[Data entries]

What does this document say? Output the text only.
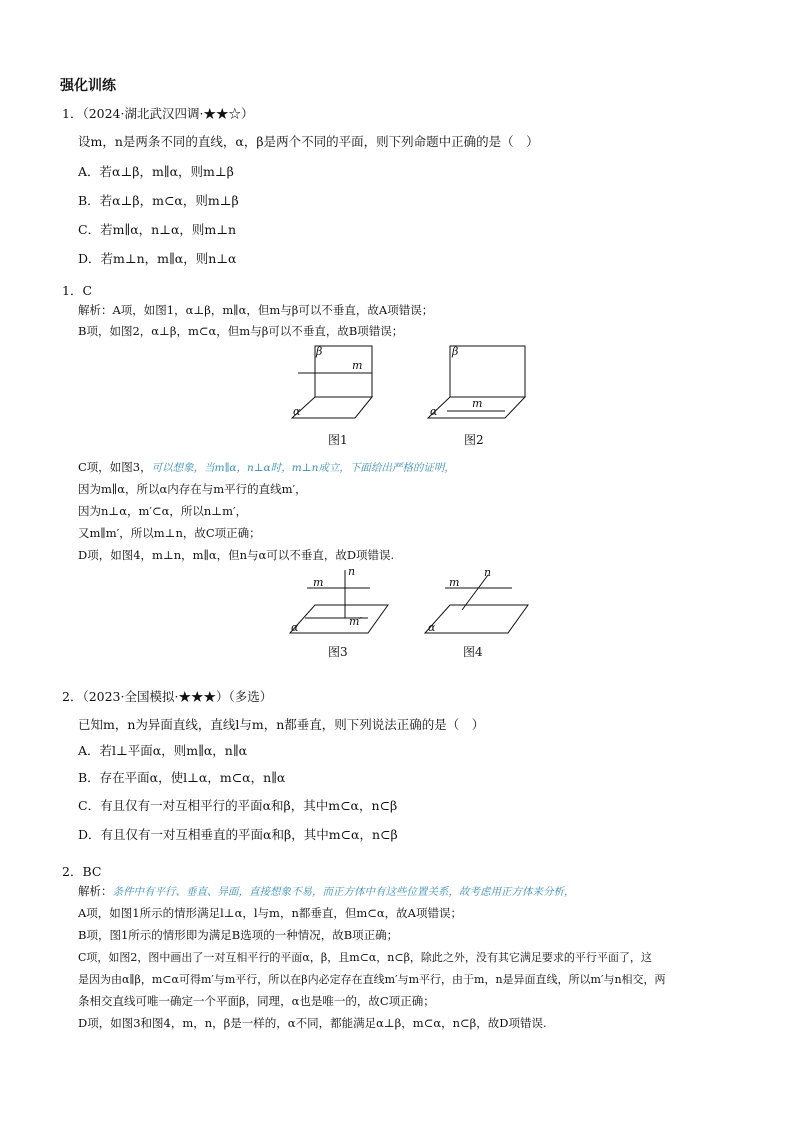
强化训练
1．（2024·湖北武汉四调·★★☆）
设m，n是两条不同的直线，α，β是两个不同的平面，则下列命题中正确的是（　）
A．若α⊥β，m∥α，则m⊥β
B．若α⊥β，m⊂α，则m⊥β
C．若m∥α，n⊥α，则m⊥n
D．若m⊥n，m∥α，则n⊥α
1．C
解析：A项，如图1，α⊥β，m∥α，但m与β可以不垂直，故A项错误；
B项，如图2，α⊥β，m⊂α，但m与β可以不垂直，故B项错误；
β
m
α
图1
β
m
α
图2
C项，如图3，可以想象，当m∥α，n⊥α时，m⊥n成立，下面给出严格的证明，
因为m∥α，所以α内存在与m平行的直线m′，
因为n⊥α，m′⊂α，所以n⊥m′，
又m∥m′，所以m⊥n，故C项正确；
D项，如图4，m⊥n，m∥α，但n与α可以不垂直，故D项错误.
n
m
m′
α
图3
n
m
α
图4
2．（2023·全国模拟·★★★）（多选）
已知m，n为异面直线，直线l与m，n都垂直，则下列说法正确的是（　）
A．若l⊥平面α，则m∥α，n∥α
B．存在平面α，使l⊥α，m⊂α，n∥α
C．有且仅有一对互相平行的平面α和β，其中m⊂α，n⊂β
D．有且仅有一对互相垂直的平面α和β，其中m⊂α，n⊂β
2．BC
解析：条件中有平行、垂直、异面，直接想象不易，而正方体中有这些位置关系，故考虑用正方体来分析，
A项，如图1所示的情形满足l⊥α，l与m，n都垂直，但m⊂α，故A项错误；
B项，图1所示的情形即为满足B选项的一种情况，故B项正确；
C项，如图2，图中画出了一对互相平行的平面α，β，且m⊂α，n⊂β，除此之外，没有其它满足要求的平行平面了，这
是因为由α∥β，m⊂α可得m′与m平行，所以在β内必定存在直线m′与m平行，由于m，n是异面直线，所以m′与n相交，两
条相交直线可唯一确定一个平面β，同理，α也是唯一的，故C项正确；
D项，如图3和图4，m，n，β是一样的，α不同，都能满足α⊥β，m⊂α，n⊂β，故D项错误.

Stated goal: Copy the records exactly as they appear, excluding images.

Complete answer:
What does this document say? Output the text only.
强化训练
1．（2024·湖北武汉四调·★★☆）
设m，n是两条不同的直线，α，β是两个不同的平面，则下列命题中正确的是（　）
A．若α⊥β，m∥α，则m⊥β
B．若α⊥β，m⊂α，则m⊥β
C．若m∥α，n⊥α，则m⊥n
D．若m⊥n，m∥α，则n⊥α
1．C
解析：A项，如图1，α⊥β，m∥α，但m与β可以不垂直，故A项错误；
B项，如图2，α⊥β，m⊂α，但m与β可以不垂直，故B项错误；
β
m
α
图1
β
m
α
图2
C项，如图3，可以想象，当m∥α，n⊥α时，m⊥n成立，下面给出严格的证明，
因为m∥α，所以α内存在与m平行的直线m′，
因为n⊥α，m′⊂α，所以n⊥m′，
又m∥m′，所以m⊥n，故C项正确；
D项，如图4，m⊥n，m∥α，但n与α可以不垂直，故D项错误.
n
m
m′
α
图3
n
m
α
图4
2．（2023·全国模拟·★★★）（多选）
已知m，n为异面直线，直线l与m，n都垂直，则下列说法正确的是（　）
A．若l⊥平面α，则m∥α，n∥α
B．存在平面α，使l⊥α，m⊂α，n∥α
C．有且仅有一对互相平行的平面α和β，其中m⊂α，n⊂β
D．有且仅有一对互相垂直的平面α和β，其中m⊂α，n⊂β
2．BC
解析：条件中有平行、垂直、异面，直接想象不易，而正方体中有这些位置关系，故考虑用正方体来分析，
A项，如图1所示的情形满足l⊥α，l与m，n都垂直，但m⊂α，故A项错误；
B项，图1所示的情形即为满足B选项的一种情况，故B项正确；
C项，如图2，图中画出了一对互相平行的平面α，β，且m⊂α，n⊂β，除此之外，没有其它满足要求的平行平面了，这
是因为由α∥β，m⊂α可得m′与m平行，所以在β内必定存在直线m′与m平行，由于m，n是异面直线，所以m′与n相交，两
条相交直线可唯一确定一个平面β，同理，α也是唯一的，故C项正确；
D项，如图3和图4，m，n，β是一样的，α不同，都能满足α⊥β，m⊂α，n⊂β，故D项错误.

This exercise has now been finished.